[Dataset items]
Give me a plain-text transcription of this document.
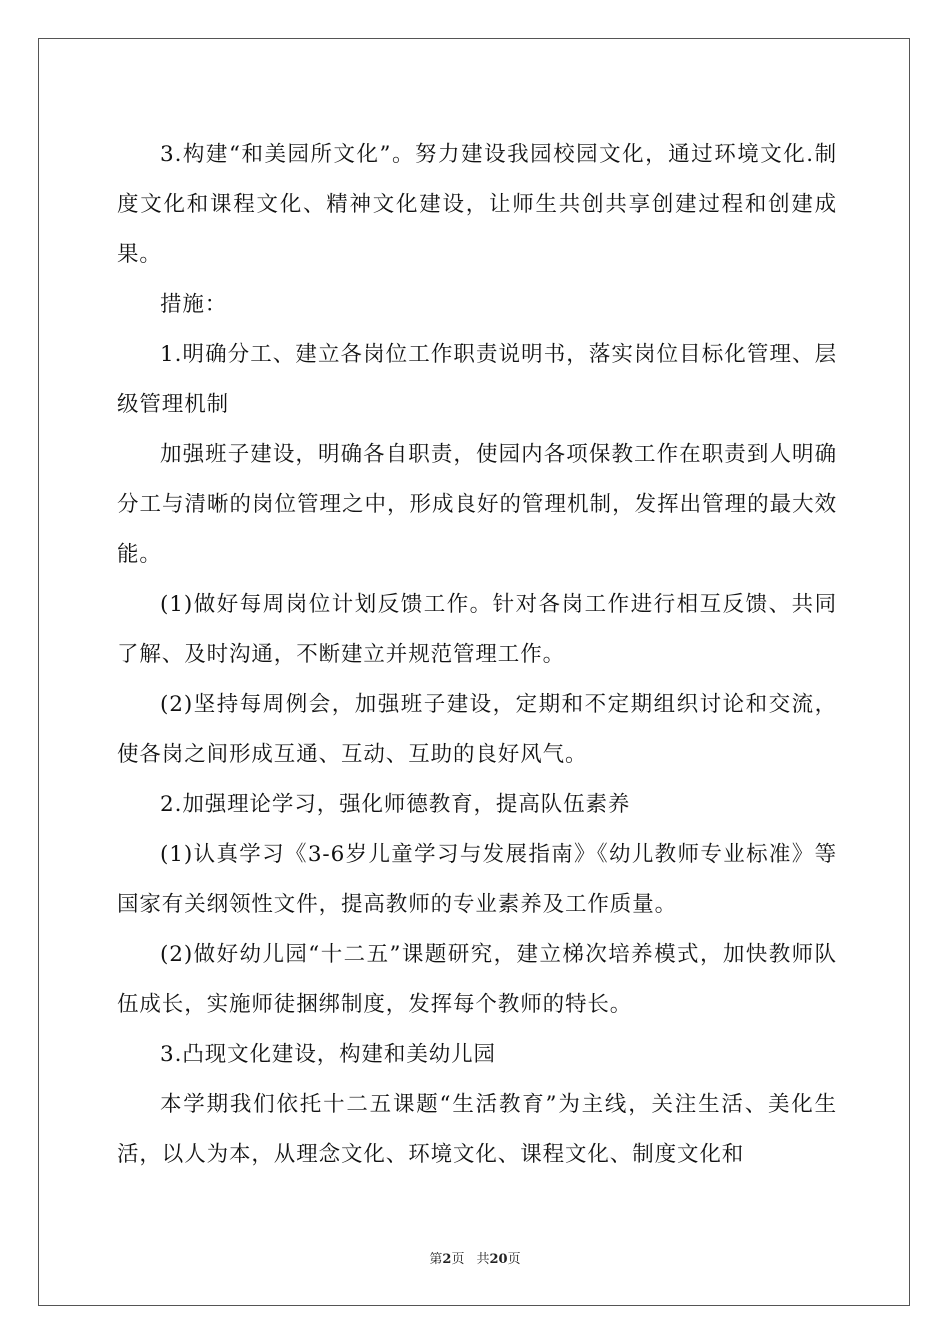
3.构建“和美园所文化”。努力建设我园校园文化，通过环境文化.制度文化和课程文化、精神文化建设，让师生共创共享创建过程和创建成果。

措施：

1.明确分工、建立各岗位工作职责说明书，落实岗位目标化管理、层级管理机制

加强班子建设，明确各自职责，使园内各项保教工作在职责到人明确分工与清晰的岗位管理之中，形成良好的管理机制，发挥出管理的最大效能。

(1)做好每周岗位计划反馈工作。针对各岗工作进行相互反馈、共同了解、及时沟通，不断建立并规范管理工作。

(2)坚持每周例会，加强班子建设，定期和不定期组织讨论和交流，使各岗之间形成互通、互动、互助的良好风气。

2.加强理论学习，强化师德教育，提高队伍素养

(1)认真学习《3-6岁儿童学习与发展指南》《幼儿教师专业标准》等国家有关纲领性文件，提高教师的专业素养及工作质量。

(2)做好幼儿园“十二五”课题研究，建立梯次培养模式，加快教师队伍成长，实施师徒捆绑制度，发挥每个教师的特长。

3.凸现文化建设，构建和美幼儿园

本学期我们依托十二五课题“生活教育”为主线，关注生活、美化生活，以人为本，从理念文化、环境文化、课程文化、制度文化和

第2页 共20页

---

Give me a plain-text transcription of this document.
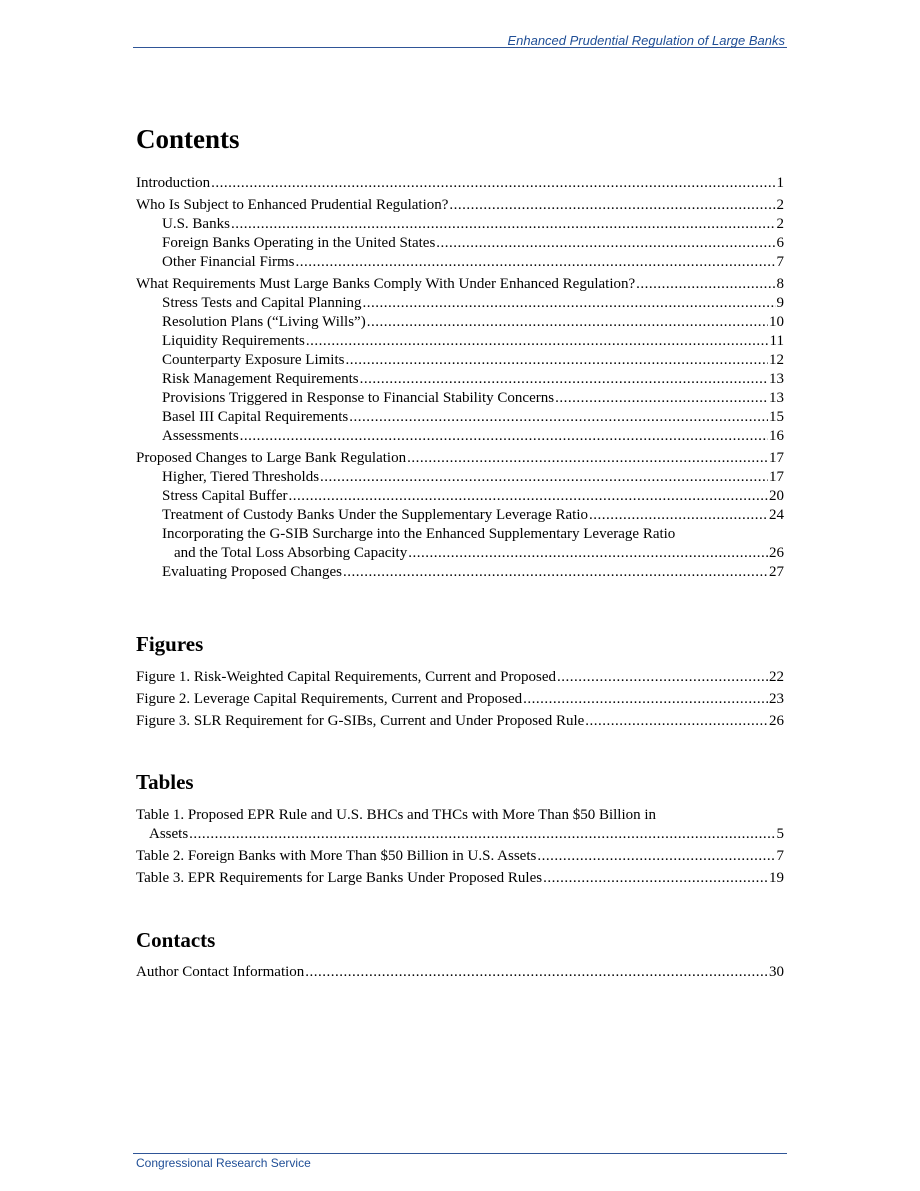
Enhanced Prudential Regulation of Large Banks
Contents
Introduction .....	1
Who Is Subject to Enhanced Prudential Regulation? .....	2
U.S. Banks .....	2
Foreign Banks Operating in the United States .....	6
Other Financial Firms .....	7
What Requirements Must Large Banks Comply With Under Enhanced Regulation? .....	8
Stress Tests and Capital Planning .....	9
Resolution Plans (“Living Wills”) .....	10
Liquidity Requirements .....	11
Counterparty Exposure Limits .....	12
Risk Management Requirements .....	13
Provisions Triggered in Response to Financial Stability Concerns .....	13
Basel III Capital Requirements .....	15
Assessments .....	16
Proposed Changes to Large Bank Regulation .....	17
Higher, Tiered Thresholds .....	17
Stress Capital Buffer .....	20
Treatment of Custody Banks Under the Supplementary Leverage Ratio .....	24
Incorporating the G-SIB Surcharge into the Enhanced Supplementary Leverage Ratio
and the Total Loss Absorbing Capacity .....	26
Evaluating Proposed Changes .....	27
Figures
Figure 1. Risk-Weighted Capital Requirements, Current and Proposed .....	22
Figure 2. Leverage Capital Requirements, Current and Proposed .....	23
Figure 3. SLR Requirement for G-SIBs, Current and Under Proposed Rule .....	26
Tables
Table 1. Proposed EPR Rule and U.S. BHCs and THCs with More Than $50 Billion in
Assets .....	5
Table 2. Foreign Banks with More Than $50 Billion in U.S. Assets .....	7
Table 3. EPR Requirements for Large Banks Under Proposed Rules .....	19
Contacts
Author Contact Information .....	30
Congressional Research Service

## Exercise task:
Among the lines above, count those containing the word "加强班子建设" and give nothing but the result.

## Correct output:
2